[Records about charts and figures]
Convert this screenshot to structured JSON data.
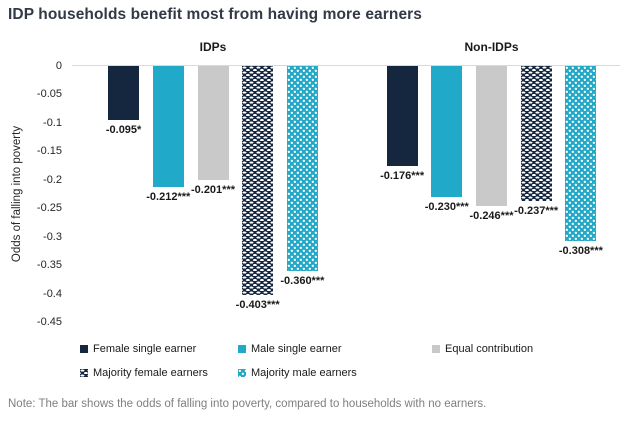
{
  "title": "IDP households benefit most from having more earners",
  "note": "Note: The bar shows the odds of falling into poverty, compared to households with no earners.",
  "colors": {
    "navy": "#14273E",
    "teal": "#21A9C9",
    "gray": "#C9C9C9",
    "axis_line": "#D9D9D9",
    "title_text": "#323A46",
    "note_text": "#7F7F7F"
  },
  "chart_data": {
    "type": "bar",
    "groups": [
      "IDPs",
      "Non-IDPs"
    ],
    "ylabel": "Odds of falling into poverty",
    "ylim": [
      0,
      -0.45
    ],
    "ytick_labels": [
      "0",
      "-0.05",
      "-0.1",
      "-0.15",
      "-0.2",
      "-0.25",
      "-0.3",
      "-0.35",
      "-0.4",
      "-0.45"
    ],
    "ytick_values": [
      0,
      -0.05,
      -0.1,
      -0.15,
      -0.2,
      -0.25,
      -0.3,
      -0.35,
      -0.4,
      -0.45
    ],
    "grid": false,
    "legend_position": "bottom",
    "series": [
      {
        "name": "Female single earner",
        "style": "navy",
        "values": [
          -0.095,
          -0.176
        ],
        "labels": [
          "-0.095*",
          "-0.176***"
        ]
      },
      {
        "name": "Male single earner",
        "style": "teal",
        "values": [
          -0.212,
          -0.23
        ],
        "labels": [
          "-0.212***",
          "-0.230***"
        ]
      },
      {
        "name": "Equal contribution",
        "style": "gray",
        "values": [
          -0.201,
          -0.246
        ],
        "labels": [
          "-0.201***",
          "-0.246***"
        ]
      },
      {
        "name": "Majority female earners",
        "style": "pattern-navy",
        "values": [
          -0.403,
          -0.237
        ],
        "labels": [
          "-0.403***",
          "-0.237***"
        ]
      },
      {
        "name": "Majority male earners",
        "style": "pattern-teal",
        "values": [
          -0.36,
          -0.308
        ],
        "labels": [
          "-0.360***",
          "-0.308***"
        ]
      }
    ]
  }
}
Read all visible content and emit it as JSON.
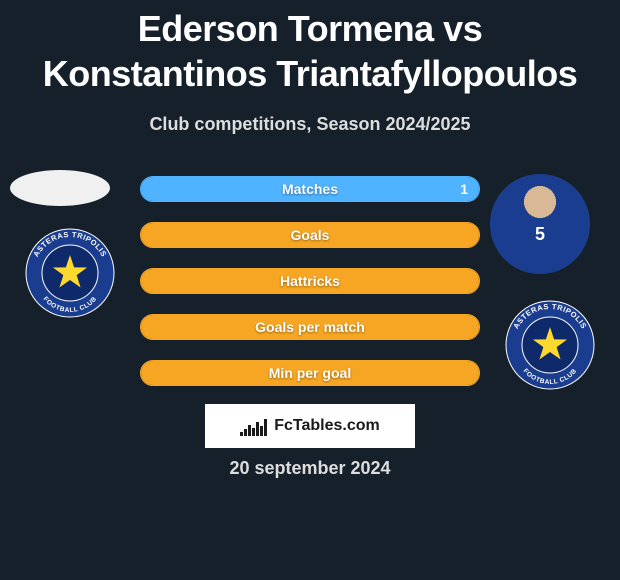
{
  "title": "Ederson Tormena vs Konstantinos Triantafyllopoulos",
  "subtitle": "Club competitions, Season 2024/2025",
  "date": "20 september 2024",
  "fctables": "FcTables.com",
  "colors": {
    "background": "#15202b",
    "bar_neutral": "#3a3f44",
    "bar_left": "#f6a623",
    "bar_right": "#4fb3ff",
    "text": "#ffffff",
    "subtitle": "#dddddd",
    "panel": "#ffffff"
  },
  "club_badge": {
    "name": "Asteras Tripolis",
    "ring_color": "#1a3d8f",
    "fill_color": "#0f2a6a",
    "star_color": "#ffd92e",
    "text_top": "ASTERAS TRIPOLIS",
    "text_bottom": "FOOTBALL CLUB"
  },
  "bars": [
    {
      "label": "Matches",
      "left": null,
      "right": 1,
      "left_pct": 0,
      "right_pct": 100
    },
    {
      "label": "Goals",
      "left": null,
      "right": null,
      "left_pct": 50,
      "right_pct": 50
    },
    {
      "label": "Hattricks",
      "left": null,
      "right": null,
      "left_pct": 50,
      "right_pct": 50
    },
    {
      "label": "Goals per match",
      "left": null,
      "right": null,
      "left_pct": 50,
      "right_pct": 50
    },
    {
      "label": "Min per goal",
      "left": null,
      "right": null,
      "left_pct": 50,
      "right_pct": 50
    }
  ],
  "fctables_icon_bars": [
    4,
    7,
    11,
    8,
    14,
    10,
    17
  ]
}
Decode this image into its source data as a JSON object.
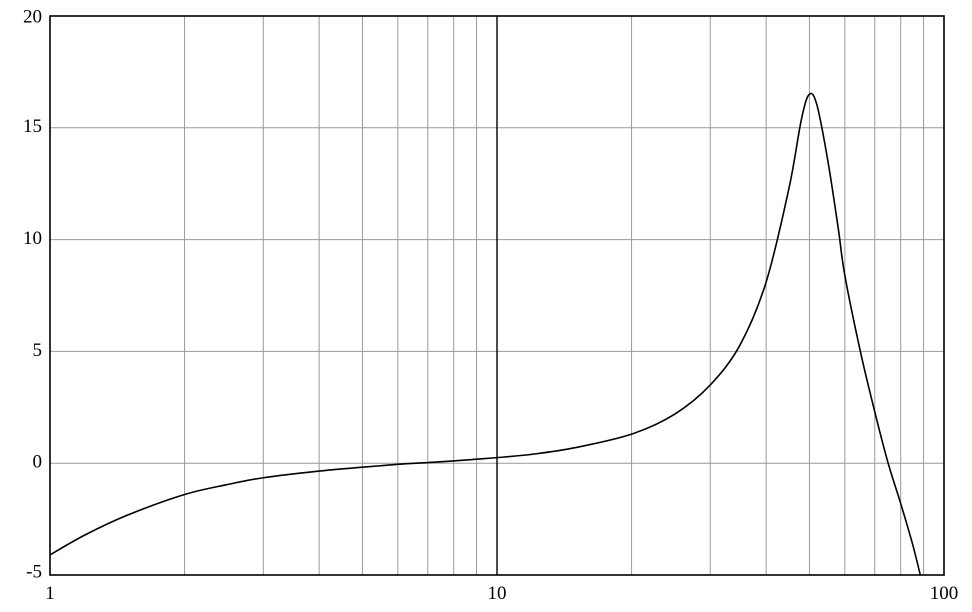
{
  "chart_data": {
    "type": "line",
    "title": "",
    "xlabel": "",
    "ylabel": "",
    "x_scale": "log",
    "xlim": [
      1,
      100
    ],
    "ylim": [
      -5,
      20
    ],
    "grid": true,
    "x_ticks": [
      1,
      10,
      100
    ],
    "x_tick_labels": [
      "1",
      "10",
      "100"
    ],
    "y_ticks": [
      -5,
      0,
      5,
      10,
      15,
      20
    ],
    "y_tick_labels": [
      "-5",
      "0",
      "5",
      "10",
      "15",
      "20"
    ],
    "series": [
      {
        "x": [
          1,
          1.2,
          1.5,
          2,
          2.5,
          3,
          4,
          5,
          6,
          7,
          8,
          9,
          10,
          12,
          15,
          20,
          25,
          30,
          35,
          40,
          45,
          48,
          50,
          52,
          55,
          58,
          60,
          65,
          70,
          75,
          80,
          85,
          88.5
        ],
        "y": [
          -4.1,
          -3.2,
          -2.3,
          -1.4,
          -0.95,
          -0.65,
          -0.35,
          -0.18,
          -0.05,
          0.03,
          0.1,
          0.18,
          0.25,
          0.4,
          0.7,
          1.3,
          2.2,
          3.5,
          5.3,
          8.1,
          12.3,
          15.4,
          16.5,
          16.0,
          13.5,
          10.5,
          8.4,
          5.0,
          2.3,
          0.0,
          -1.8,
          -3.6,
          -5.0
        ]
      }
    ],
    "colors": {
      "line": "#000000",
      "grid": "#9a9a9a",
      "frame": "#000000",
      "background": "#ffffff"
    }
  }
}
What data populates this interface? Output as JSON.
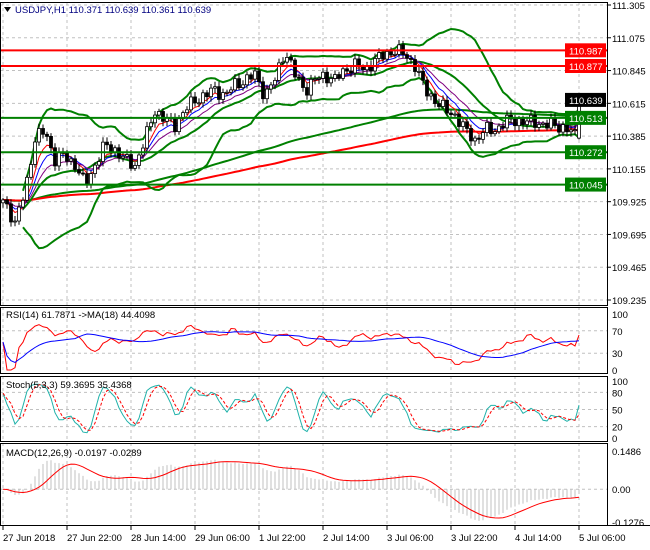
{
  "chart_data": {
    "type": "candlestick",
    "symbol_header": "USDJPY,H1  110.371 110.639 110.361 110.639",
    "timeframe": "H1",
    "ohlc_last": {
      "open": 110.371,
      "high": 110.639,
      "low": 110.361,
      "close": 110.639
    },
    "close_path": [
      109.937,
      109.761,
      110.007,
      110.358,
      110.428,
      110.217,
      110.252,
      110.182,
      110.042,
      110.182,
      110.323,
      110.288,
      110.217,
      110.182,
      110.358,
      110.568,
      110.498,
      110.463,
      110.568,
      110.638,
      110.673,
      110.709,
      110.673,
      110.744,
      110.779,
      110.814,
      110.673,
      110.779,
      110.989,
      110.814,
      110.709,
      110.779,
      110.814,
      110.779,
      110.849,
      110.884,
      110.849,
      110.919,
      110.954,
      110.989,
      110.954,
      110.884,
      110.709,
      110.638,
      110.568,
      110.533,
      110.428,
      110.358,
      110.428,
      110.428,
      110.484,
      110.498,
      110.484,
      110.484,
      110.463,
      110.463,
      110.442,
      110.393,
      110.639
    ],
    "price_axis": {
      "min": 109.235,
      "max": 111.305,
      "ticks": [
        "111.305",
        "111.075",
        "110.845",
        "110.615",
        "110.385",
        "110.155",
        "109.925",
        "109.695",
        "109.465",
        "109.235"
      ]
    },
    "horizontal_levels": [
      {
        "label": "110.987",
        "value": 110.987,
        "color": "#ff0000"
      },
      {
        "label": "110.877",
        "value": 110.877,
        "color": "#ff0000"
      },
      {
        "label": "110.513",
        "value": 110.513,
        "color": "#008000"
      },
      {
        "label": "110.272",
        "value": 110.272,
        "color": "#008000"
      },
      {
        "label": "110.045",
        "value": 110.045,
        "color": "#008000"
      }
    ],
    "current_price_label": "110.639",
    "x_labels": [
      "27 Jun 2018",
      "27 Jun 22:00",
      "28 Jun 14:00",
      "29 Jun 06:00",
      "1 Jul 22:00",
      "2 Jul 14:00",
      "3 Jul 06:00",
      "3 Jul 22:00",
      "4 Jul 14:00",
      "5 Jul 06:00"
    ],
    "overlays": {
      "bollinger_color": "#008000",
      "long_ma_colors": [
        "#ff0000",
        "#008000"
      ],
      "short_ma_colors": [
        "#ff0000",
        "#0000ff",
        "#800080"
      ]
    },
    "rsi": {
      "label": "RSI(14) 61.7871  ->MA(18) 44.4098",
      "ticks": [
        "100",
        "70",
        "30",
        "0"
      ],
      "range": [
        0,
        100
      ],
      "colors": [
        "#ff0000",
        "#0000ff"
      ]
    },
    "stoch": {
      "label": "Stoch(5,3,3) 59.3695 35.4368",
      "ticks": [
        "100",
        "80",
        "50",
        "20",
        "0"
      ],
      "range": [
        0,
        100
      ],
      "colors": [
        "#20b2aa",
        "#ff0000"
      ]
    },
    "macd": {
      "label": "MACD(12,26,9) -0.0197 -0.0289",
      "ticks": [
        "0.1486",
        "0.00",
        "-0.1276"
      ],
      "range": [
        -0.1276,
        0.1486
      ],
      "colors": [
        "#c0c0c0",
        "#ff0000"
      ]
    }
  }
}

* _DIRECTION_
Go through the listing above and work out how many lines contain the string "into". Reply with the number alone.

* _RESPONSE TO THE TASK_
3